[Required work] List each line holding the string "xlabel".

[Listed entries]
● ● ●
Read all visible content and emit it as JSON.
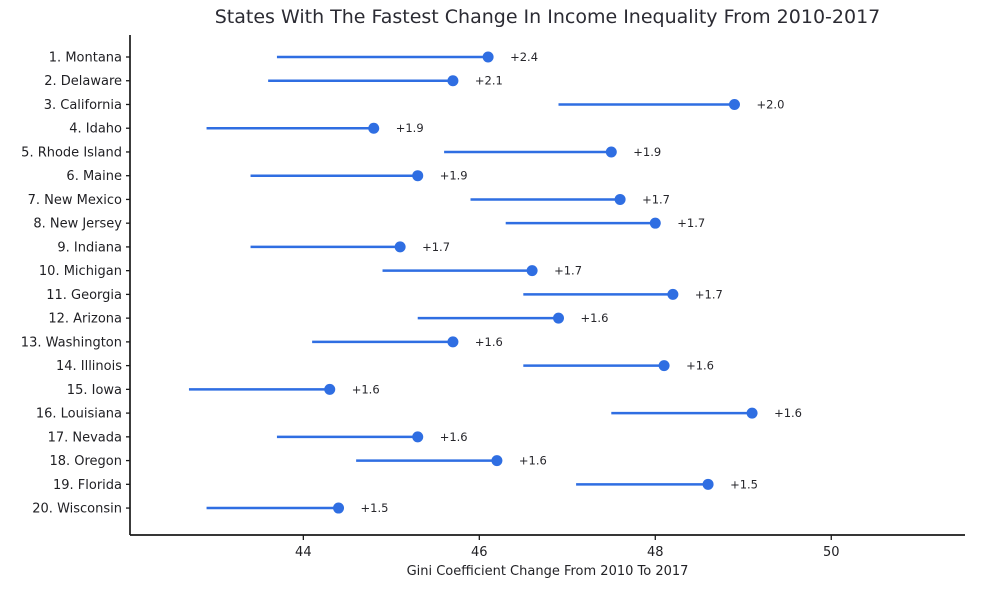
{
  "chart_data": {
    "type": "lollipop-dumbbell",
    "title": "States With The Fastest Change In Income Inequality From 2010-2017",
    "xlabel": "Gini Coefficient Change From 2010 To 2017",
    "ylabel": "",
    "xlim": [
      42.03,
      51.52
    ],
    "xticks": [
      44,
      46,
      48,
      50
    ],
    "grid": false,
    "legend": false,
    "colors": {
      "accent": "#2f6ee2",
      "spine": "#1a1a1a",
      "tick_text": "#1f1f23",
      "title_text": "#2b2b33",
      "background": "#ffffff"
    },
    "value_prefix": "+",
    "rows": [
      {
        "rank": 1,
        "state": "Montana",
        "label": "1. Montana",
        "start_2010": 43.7,
        "end_2017": 46.1,
        "change_label": "+2.4"
      },
      {
        "rank": 2,
        "state": "Delaware",
        "label": "2. Delaware",
        "start_2010": 43.6,
        "end_2017": 45.7,
        "change_label": "+2.1"
      },
      {
        "rank": 3,
        "state": "California",
        "label": "3. California",
        "start_2010": 46.9,
        "end_2017": 48.9,
        "change_label": "+2.0"
      },
      {
        "rank": 4,
        "state": "Idaho",
        "label": "4. Idaho",
        "start_2010": 42.9,
        "end_2017": 44.8,
        "change_label": "+1.9"
      },
      {
        "rank": 5,
        "state": "Rhode Island",
        "label": "5. Rhode Island",
        "start_2010": 45.6,
        "end_2017": 47.5,
        "change_label": "+1.9"
      },
      {
        "rank": 6,
        "state": "Maine",
        "label": "6. Maine",
        "start_2010": 43.4,
        "end_2017": 45.3,
        "change_label": "+1.9"
      },
      {
        "rank": 7,
        "state": "New Mexico",
        "label": "7. New Mexico",
        "start_2010": 45.9,
        "end_2017": 47.6,
        "change_label": "+1.7"
      },
      {
        "rank": 8,
        "state": "New Jersey",
        "label": "8. New Jersey",
        "start_2010": 46.3,
        "end_2017": 48.0,
        "change_label": "+1.7"
      },
      {
        "rank": 9,
        "state": "Indiana",
        "label": "9. Indiana",
        "start_2010": 43.4,
        "end_2017": 45.1,
        "change_label": "+1.7"
      },
      {
        "rank": 10,
        "state": "Michigan",
        "label": "10. Michigan",
        "start_2010": 44.9,
        "end_2017": 46.6,
        "change_label": "+1.7"
      },
      {
        "rank": 11,
        "state": "Georgia",
        "label": "11. Georgia",
        "start_2010": 46.5,
        "end_2017": 48.2,
        "change_label": "+1.7"
      },
      {
        "rank": 12,
        "state": "Arizona",
        "label": "12. Arizona",
        "start_2010": 45.3,
        "end_2017": 46.9,
        "change_label": "+1.6"
      },
      {
        "rank": 13,
        "state": "Washington",
        "label": "13. Washington",
        "start_2010": 44.1,
        "end_2017": 45.7,
        "change_label": "+1.6"
      },
      {
        "rank": 14,
        "state": "Illinois",
        "label": "14. Illinois",
        "start_2010": 46.5,
        "end_2017": 48.1,
        "change_label": "+1.6"
      },
      {
        "rank": 15,
        "state": "Iowa",
        "label": "15. Iowa",
        "start_2010": 42.7,
        "end_2017": 44.3,
        "change_label": "+1.6"
      },
      {
        "rank": 16,
        "state": "Louisiana",
        "label": "16. Louisiana",
        "start_2010": 47.5,
        "end_2017": 49.1,
        "change_label": "+1.6"
      },
      {
        "rank": 17,
        "state": "Nevada",
        "label": "17. Nevada",
        "start_2010": 43.7,
        "end_2017": 45.3,
        "change_label": "+1.6"
      },
      {
        "rank": 18,
        "state": "Oregon",
        "label": "18. Oregon",
        "start_2010": 44.6,
        "end_2017": 46.2,
        "change_label": "+1.6"
      },
      {
        "rank": 19,
        "state": "Florida",
        "label": "19. Florida",
        "start_2010": 47.1,
        "end_2017": 48.6,
        "change_label": "+1.5"
      },
      {
        "rank": 20,
        "state": "Wisconsin",
        "label": "20. Wisconsin",
        "start_2010": 42.9,
        "end_2017": 44.4,
        "change_label": "+1.5"
      }
    ]
  }
}
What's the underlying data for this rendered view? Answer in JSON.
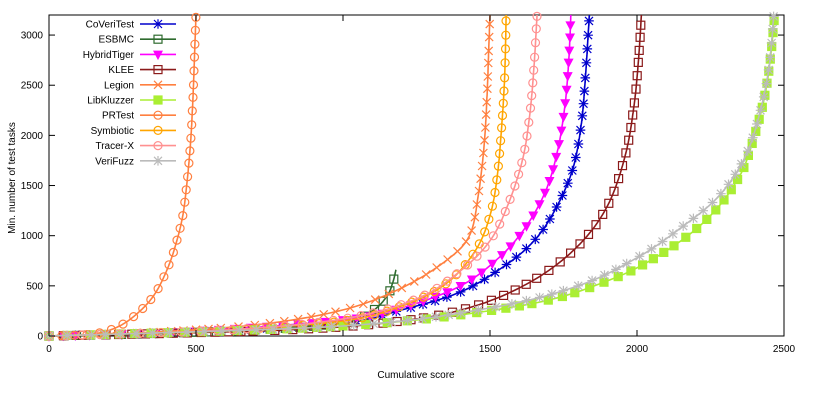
{
  "chart_data": {
    "type": "line",
    "title": "",
    "xlabel": "Cumulative score",
    "ylabel": "Min. number of test tasks",
    "xlim": [
      0,
      2500
    ],
    "ylim": [
      0,
      3200
    ],
    "xticks": [
      0,
      500,
      1000,
      1500,
      2000,
      2500
    ],
    "yticks": [
      0,
      500,
      1000,
      1500,
      2000,
      2500,
      3000
    ],
    "grid": false,
    "legend_position": "top-left",
    "series": [
      {
        "name": "CoVeriTest",
        "color": "#0000cc",
        "marker": "asterisk",
        "filled": false,
        "points": [
          [
            0,
            0
          ],
          [
            500,
            40
          ],
          [
            1000,
            130
          ],
          [
            1200,
            260
          ],
          [
            1400,
            440
          ],
          [
            1550,
            700
          ],
          [
            1650,
            950
          ],
          [
            1720,
            1250
          ],
          [
            1780,
            1650
          ],
          [
            1810,
            2100
          ],
          [
            1825,
            2600
          ],
          [
            1838,
            3200
          ]
        ]
      },
      {
        "name": "ESBMC",
        "color": "#2e6b2e",
        "marker": "square",
        "filled": false,
        "points": [
          [
            0,
            0
          ],
          [
            300,
            20
          ],
          [
            700,
            60
          ],
          [
            1000,
            130
          ],
          [
            1100,
            250
          ],
          [
            1150,
            400
          ],
          [
            1170,
            540
          ],
          [
            1180,
            660
          ]
        ]
      },
      {
        "name": "HybridTiger",
        "color": "#ff00ff",
        "marker": "triangle-down",
        "filled": true,
        "points": [
          [
            0,
            0
          ],
          [
            500,
            50
          ],
          [
            1000,
            160
          ],
          [
            1200,
            280
          ],
          [
            1400,
            500
          ],
          [
            1530,
            780
          ],
          [
            1620,
            1080
          ],
          [
            1690,
            1450
          ],
          [
            1730,
            1850
          ],
          [
            1755,
            2300
          ],
          [
            1768,
            2750
          ],
          [
            1775,
            3200
          ]
        ]
      },
      {
        "name": "KLEE",
        "color": "#8b1a1a",
        "marker": "square",
        "filled": false,
        "points": [
          [
            0,
            0
          ],
          [
            800,
            60
          ],
          [
            1200,
            150
          ],
          [
            1450,
            300
          ],
          [
            1650,
            560
          ],
          [
            1800,
            900
          ],
          [
            1900,
            1300
          ],
          [
            1960,
            1800
          ],
          [
            1990,
            2300
          ],
          [
            2005,
            2750
          ],
          [
            2015,
            3200
          ]
        ]
      },
      {
        "name": "Legion",
        "color": "#ff7f3f",
        "marker": "cross",
        "filled": false,
        "points": [
          [
            0,
            0
          ],
          [
            300,
            30
          ],
          [
            700,
            110
          ],
          [
            1000,
            260
          ],
          [
            1200,
            480
          ],
          [
            1350,
            750
          ],
          [
            1430,
            1000
          ],
          [
            1460,
            1400
          ],
          [
            1480,
            1900
          ],
          [
            1490,
            2400
          ],
          [
            1495,
            2800
          ],
          [
            1500,
            3200
          ]
        ]
      },
      {
        "name": "LibKluzzer",
        "color": "#aaee33",
        "marker": "square",
        "filled": true,
        "points": [
          [
            0,
            0
          ],
          [
            1000,
            100
          ],
          [
            1600,
            300
          ],
          [
            1900,
            550
          ],
          [
            2100,
            850
          ],
          [
            2250,
            1200
          ],
          [
            2350,
            1600
          ],
          [
            2400,
            2000
          ],
          [
            2435,
            2400
          ],
          [
            2455,
            2800
          ],
          [
            2468,
            3200
          ]
        ]
      },
      {
        "name": "PRTest",
        "color": "#ff7f3f",
        "marker": "circle",
        "filled": false,
        "points": [
          [
            0,
            0
          ],
          [
            150,
            20
          ],
          [
            240,
            100
          ],
          [
            310,
            250
          ],
          [
            360,
            420
          ],
          [
            400,
            650
          ],
          [
            430,
            900
          ],
          [
            455,
            1200
          ],
          [
            470,
            1550
          ],
          [
            482,
            1950
          ],
          [
            490,
            2400
          ],
          [
            495,
            2800
          ],
          [
            500,
            3200
          ]
        ]
      },
      {
        "name": "Symbiotic",
        "color": "#ffa500",
        "marker": "circle",
        "filled": false,
        "points": [
          [
            0,
            0
          ],
          [
            600,
            60
          ],
          [
            1000,
            150
          ],
          [
            1200,
            300
          ],
          [
            1350,
            520
          ],
          [
            1450,
            850
          ],
          [
            1500,
            1200
          ],
          [
            1525,
            1600
          ],
          [
            1540,
            2100
          ],
          [
            1550,
            2600
          ],
          [
            1555,
            3200
          ]
        ]
      },
      {
        "name": "Tracer-X",
        "color": "#ff9090",
        "marker": "circle",
        "filled": false,
        "points": [
          [
            0,
            0
          ],
          [
            600,
            60
          ],
          [
            1000,
            170
          ],
          [
            1250,
            370
          ],
          [
            1400,
            650
          ],
          [
            1500,
            950
          ],
          [
            1560,
            1300
          ],
          [
            1610,
            1750
          ],
          [
            1635,
            2200
          ],
          [
            1650,
            2700
          ],
          [
            1660,
            3200
          ]
        ]
      },
      {
        "name": "VeriFuzz",
        "color": "#bbbbbb",
        "marker": "asterisk",
        "filled": false,
        "points": [
          [
            0,
            0
          ],
          [
            1000,
            100
          ],
          [
            1500,
            280
          ],
          [
            1800,
            500
          ],
          [
            2000,
            780
          ],
          [
            2150,
            1080
          ],
          [
            2280,
            1400
          ],
          [
            2370,
            1800
          ],
          [
            2420,
            2250
          ],
          [
            2450,
            2700
          ],
          [
            2465,
            3200
          ]
        ]
      }
    ]
  }
}
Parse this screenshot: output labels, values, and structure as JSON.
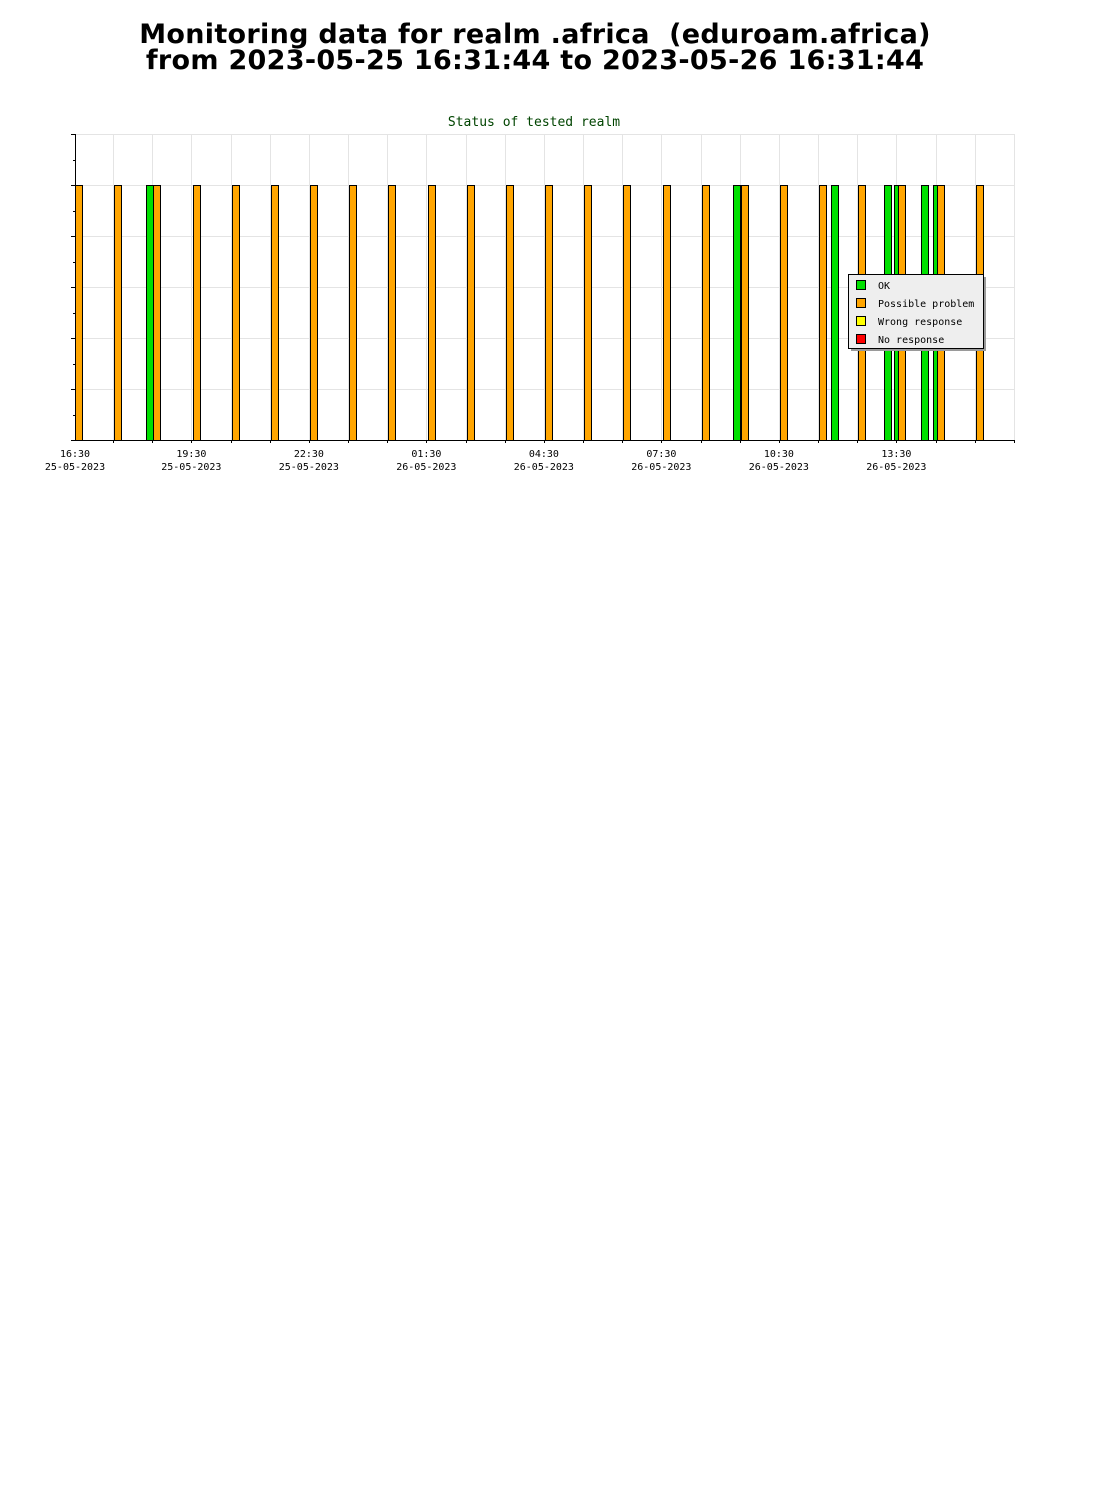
● ● ●
[Written response]
    "xlabel": "Gini Coefficient Change From 2010 To 2017",
    "xlabel": "Cumulative score",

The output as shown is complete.